▶ [Written exercise]
Report every line in the listing that contains the string "them".

— begin —

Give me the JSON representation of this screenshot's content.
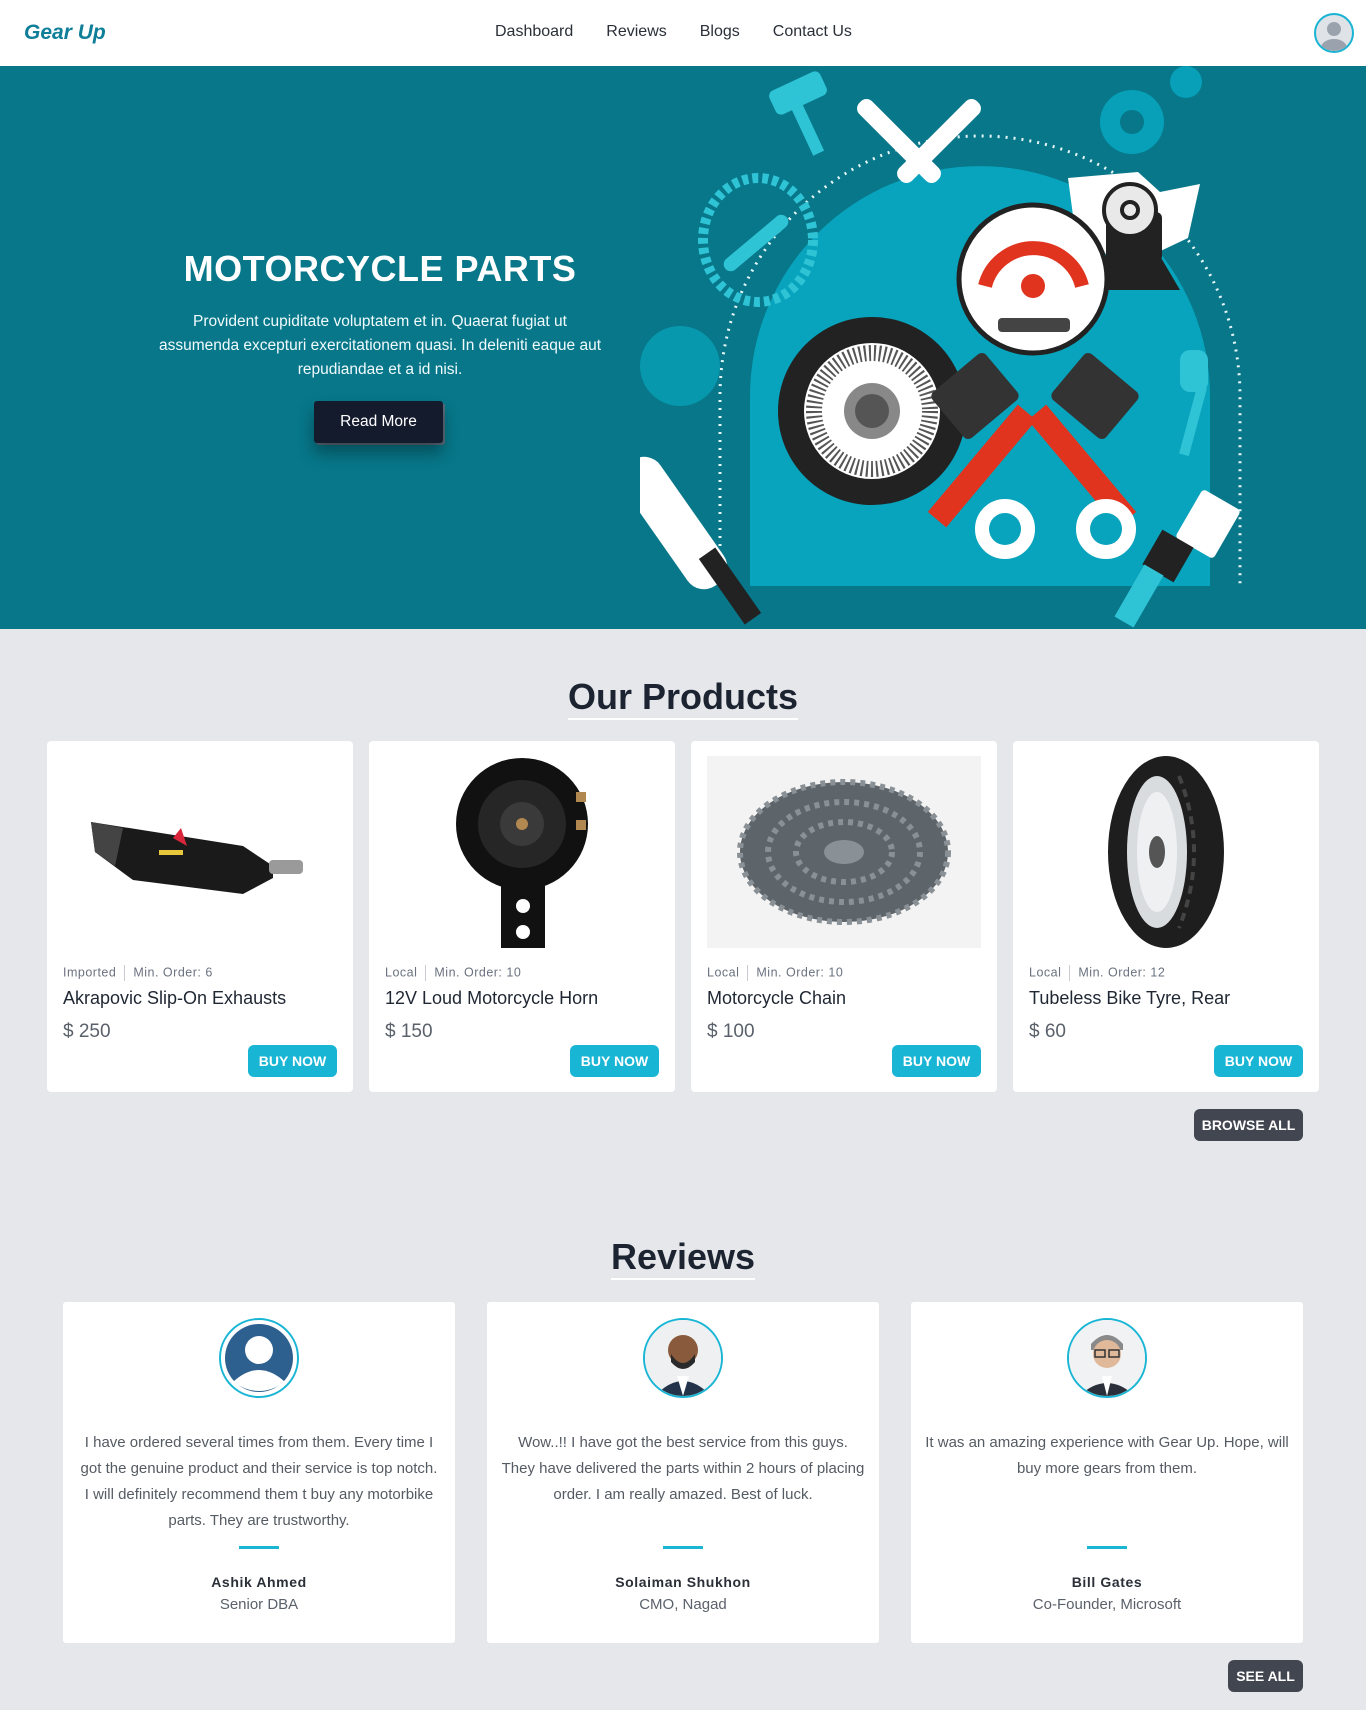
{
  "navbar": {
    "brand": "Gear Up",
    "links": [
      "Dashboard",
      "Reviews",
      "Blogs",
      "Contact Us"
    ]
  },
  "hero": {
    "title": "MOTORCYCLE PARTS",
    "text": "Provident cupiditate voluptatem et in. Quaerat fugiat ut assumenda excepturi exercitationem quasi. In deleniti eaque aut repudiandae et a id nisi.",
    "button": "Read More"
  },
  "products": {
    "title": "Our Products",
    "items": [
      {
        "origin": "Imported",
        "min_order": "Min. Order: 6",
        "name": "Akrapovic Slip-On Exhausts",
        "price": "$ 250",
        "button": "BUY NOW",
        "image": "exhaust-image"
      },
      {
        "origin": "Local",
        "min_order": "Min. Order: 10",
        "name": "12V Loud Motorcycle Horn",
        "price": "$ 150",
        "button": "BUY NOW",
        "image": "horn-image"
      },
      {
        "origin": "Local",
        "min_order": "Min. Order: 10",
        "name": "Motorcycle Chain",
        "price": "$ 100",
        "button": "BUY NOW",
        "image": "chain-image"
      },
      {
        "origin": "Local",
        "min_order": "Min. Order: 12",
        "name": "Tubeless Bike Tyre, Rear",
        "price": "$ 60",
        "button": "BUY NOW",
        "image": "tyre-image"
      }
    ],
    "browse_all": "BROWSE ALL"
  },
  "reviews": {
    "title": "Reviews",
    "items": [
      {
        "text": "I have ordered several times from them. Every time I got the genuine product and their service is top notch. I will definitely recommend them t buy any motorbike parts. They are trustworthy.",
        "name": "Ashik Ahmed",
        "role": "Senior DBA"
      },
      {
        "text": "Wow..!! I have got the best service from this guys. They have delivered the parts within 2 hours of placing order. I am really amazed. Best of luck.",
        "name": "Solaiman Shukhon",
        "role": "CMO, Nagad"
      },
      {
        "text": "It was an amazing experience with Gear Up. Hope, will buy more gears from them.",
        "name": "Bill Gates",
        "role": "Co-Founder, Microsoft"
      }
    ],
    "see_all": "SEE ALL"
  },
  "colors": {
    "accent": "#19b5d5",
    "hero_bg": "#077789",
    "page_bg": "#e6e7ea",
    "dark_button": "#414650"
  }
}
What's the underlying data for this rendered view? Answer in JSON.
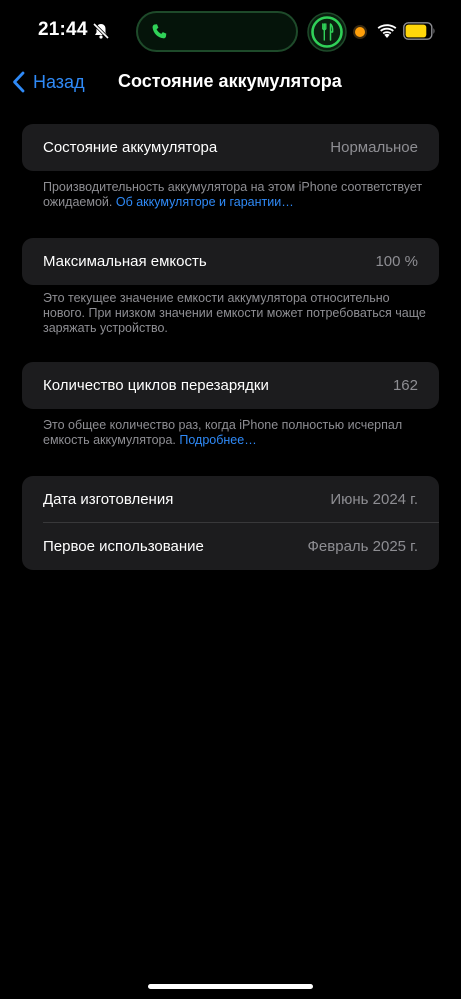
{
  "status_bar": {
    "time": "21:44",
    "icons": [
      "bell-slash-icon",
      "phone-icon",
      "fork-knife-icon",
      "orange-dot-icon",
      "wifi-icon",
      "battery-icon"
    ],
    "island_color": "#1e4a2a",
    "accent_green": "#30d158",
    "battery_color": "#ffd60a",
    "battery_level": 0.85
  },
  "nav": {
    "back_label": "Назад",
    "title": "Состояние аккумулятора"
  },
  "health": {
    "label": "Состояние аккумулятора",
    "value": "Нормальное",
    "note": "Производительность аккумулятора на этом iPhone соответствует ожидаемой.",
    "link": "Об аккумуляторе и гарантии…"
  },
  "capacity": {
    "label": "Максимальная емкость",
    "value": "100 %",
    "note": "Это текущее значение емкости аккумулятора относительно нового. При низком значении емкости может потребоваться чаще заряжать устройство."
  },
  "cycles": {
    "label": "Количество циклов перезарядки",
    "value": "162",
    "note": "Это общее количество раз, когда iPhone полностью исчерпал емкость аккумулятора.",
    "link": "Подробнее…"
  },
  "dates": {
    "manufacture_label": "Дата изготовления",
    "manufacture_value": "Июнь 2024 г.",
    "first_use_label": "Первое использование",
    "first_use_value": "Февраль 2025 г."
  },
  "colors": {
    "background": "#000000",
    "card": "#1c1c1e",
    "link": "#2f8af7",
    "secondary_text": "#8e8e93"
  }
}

— end —
— begin —

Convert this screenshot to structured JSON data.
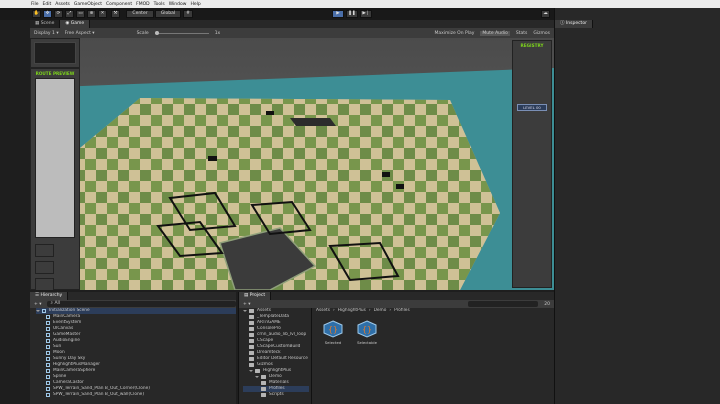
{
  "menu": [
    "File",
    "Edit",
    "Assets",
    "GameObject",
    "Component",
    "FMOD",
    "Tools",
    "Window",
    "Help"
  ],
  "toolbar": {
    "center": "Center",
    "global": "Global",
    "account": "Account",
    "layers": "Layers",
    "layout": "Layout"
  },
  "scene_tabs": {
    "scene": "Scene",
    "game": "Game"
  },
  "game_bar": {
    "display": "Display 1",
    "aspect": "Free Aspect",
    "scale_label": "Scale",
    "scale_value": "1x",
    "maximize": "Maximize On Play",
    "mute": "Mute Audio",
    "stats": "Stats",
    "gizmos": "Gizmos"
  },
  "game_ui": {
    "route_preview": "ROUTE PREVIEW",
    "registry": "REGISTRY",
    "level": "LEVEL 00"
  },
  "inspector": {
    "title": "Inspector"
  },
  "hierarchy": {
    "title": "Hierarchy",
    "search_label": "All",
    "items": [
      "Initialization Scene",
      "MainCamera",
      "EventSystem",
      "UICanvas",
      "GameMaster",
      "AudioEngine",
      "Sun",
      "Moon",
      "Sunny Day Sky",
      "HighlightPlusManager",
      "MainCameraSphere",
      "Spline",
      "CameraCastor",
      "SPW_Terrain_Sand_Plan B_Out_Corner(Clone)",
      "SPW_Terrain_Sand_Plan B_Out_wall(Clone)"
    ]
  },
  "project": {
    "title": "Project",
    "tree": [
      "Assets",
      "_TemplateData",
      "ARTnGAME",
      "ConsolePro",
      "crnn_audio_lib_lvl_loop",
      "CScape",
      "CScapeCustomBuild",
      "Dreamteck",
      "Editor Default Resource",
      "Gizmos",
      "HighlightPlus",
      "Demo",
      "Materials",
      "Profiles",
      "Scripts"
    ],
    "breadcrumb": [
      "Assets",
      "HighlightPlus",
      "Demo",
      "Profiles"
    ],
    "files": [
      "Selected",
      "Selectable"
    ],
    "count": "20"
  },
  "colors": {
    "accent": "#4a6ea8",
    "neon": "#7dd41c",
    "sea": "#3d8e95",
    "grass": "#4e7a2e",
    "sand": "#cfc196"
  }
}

— end —
— begin —

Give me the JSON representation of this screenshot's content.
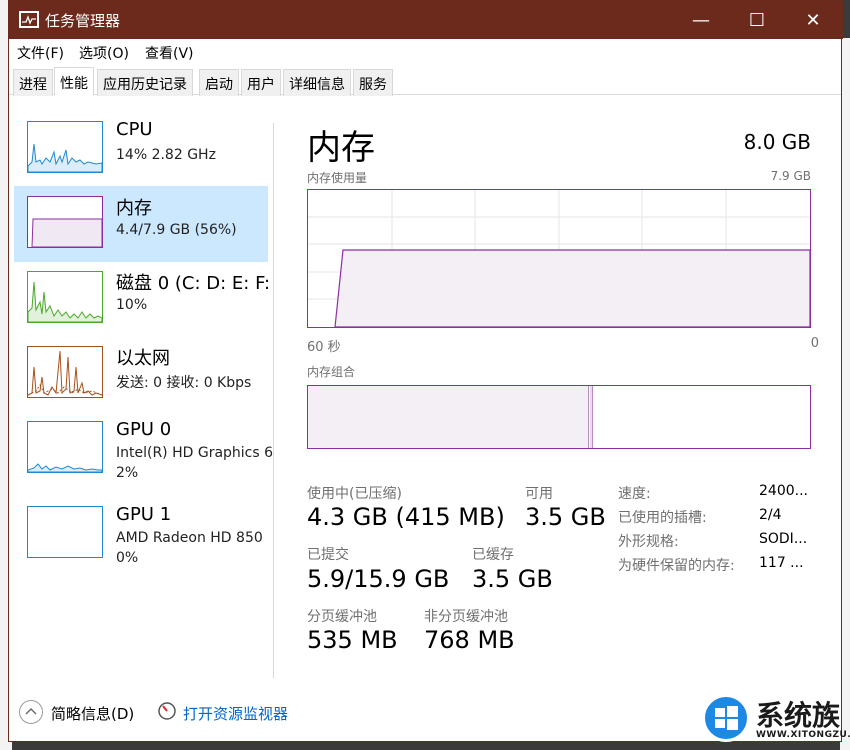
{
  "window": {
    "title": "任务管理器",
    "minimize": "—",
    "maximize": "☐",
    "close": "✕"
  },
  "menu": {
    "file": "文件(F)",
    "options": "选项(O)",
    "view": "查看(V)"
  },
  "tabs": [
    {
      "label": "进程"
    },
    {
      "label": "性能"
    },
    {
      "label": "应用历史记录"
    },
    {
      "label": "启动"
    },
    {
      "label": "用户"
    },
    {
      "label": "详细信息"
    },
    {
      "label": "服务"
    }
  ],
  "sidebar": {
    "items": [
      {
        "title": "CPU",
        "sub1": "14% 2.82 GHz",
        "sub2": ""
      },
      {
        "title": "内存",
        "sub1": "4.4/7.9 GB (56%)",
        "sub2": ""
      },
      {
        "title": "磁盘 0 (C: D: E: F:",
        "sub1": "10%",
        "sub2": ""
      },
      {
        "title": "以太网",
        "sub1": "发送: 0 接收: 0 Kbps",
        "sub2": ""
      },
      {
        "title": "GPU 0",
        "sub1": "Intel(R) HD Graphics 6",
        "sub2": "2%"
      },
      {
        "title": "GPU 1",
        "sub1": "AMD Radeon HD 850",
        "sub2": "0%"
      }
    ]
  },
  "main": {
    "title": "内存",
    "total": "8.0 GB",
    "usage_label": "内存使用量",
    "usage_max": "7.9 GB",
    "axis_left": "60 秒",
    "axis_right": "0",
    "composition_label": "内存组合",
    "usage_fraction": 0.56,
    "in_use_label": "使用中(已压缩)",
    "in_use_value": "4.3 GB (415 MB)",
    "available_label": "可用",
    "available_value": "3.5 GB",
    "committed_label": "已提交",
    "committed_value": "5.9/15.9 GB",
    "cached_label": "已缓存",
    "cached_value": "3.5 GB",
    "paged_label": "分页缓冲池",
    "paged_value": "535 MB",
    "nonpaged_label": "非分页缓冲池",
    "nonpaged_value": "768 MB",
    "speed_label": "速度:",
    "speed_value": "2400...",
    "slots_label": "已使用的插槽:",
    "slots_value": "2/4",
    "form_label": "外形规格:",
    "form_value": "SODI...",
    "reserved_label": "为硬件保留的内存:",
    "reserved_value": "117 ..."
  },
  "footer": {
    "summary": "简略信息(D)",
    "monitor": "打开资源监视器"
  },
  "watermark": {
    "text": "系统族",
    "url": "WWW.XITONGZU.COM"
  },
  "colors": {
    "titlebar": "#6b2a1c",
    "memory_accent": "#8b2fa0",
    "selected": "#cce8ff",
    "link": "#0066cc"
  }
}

— end —

▶ [Solution for this exercise]
        "text": "I have ordered several times from them. Every time I got the genuine product and their service is top notch. I will definitely recommend them t buy any motorbike parts. They are trustworthy.",
        "text": "It was an amazing experience with Gear Up. Hope, will buy more gears from them.",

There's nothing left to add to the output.